Consigne | Reproduis à l'identique toutes les lignes ci-dessous, mais sans les images.

Données fournies |
▽

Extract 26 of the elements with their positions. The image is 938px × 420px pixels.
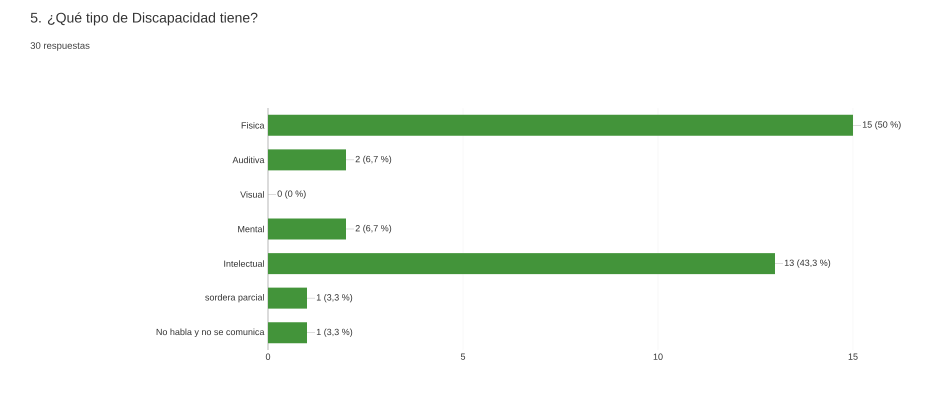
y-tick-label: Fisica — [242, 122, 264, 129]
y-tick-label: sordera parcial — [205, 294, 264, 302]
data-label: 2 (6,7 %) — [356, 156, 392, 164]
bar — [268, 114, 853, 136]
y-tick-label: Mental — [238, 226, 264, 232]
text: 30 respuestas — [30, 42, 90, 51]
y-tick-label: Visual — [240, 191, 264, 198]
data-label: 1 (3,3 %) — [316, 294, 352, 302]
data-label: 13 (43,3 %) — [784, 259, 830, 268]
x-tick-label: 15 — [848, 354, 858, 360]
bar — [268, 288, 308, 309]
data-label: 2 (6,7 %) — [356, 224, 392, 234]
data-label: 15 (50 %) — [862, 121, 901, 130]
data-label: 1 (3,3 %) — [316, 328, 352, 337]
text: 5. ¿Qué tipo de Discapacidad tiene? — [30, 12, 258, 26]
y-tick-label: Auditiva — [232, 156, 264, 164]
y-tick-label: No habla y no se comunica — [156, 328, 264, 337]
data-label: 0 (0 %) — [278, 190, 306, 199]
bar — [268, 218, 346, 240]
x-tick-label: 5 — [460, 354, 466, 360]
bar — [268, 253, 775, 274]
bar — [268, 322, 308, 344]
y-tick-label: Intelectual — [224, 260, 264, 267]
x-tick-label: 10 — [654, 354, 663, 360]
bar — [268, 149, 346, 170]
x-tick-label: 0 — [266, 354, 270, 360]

△

Réponse attendue |
Extract 26 of the elements with their positions. The image is 938px × 420px pixels.
y-tick-label: Fisica — [242, 122, 264, 129]
y-tick-label: sordera parcial — [205, 294, 264, 302]
data-label: 2 (6,7 %) — [356, 156, 392, 164]
bar — [268, 114, 853, 136]
y-tick-label: Mental — [238, 226, 264, 232]
text: 30 respuestas — [30, 42, 90, 51]
y-tick-label: Visual — [240, 191, 264, 198]
data-label: 1 (3,3 %) — [316, 294, 352, 302]
data-label: 13 (43,3 %) — [784, 259, 830, 268]
x-tick-label: 15 — [848, 354, 858, 360]
bar — [268, 288, 308, 309]
data-label: 2 (6,7 %) — [356, 224, 392, 234]
data-label: 15 (50 %) — [862, 121, 901, 130]
data-label: 1 (3,3 %) — [316, 328, 352, 337]
text: 5. ¿Qué tipo de Discapacidad tiene? — [30, 12, 258, 26]
y-tick-label: Auditiva — [232, 156, 264, 164]
y-tick-label: No habla y no se comunica — [156, 328, 264, 337]
data-label: 0 (0 %) — [278, 190, 306, 199]
bar — [268, 218, 346, 240]
x-tick-label: 5 — [460, 354, 466, 360]
bar — [268, 253, 775, 274]
bar — [268, 322, 308, 344]
y-tick-label: Intelectual — [224, 260, 264, 267]
x-tick-label: 10 — [654, 354, 663, 360]
bar — [268, 149, 346, 170]
x-tick-label: 0 — [266, 354, 270, 360]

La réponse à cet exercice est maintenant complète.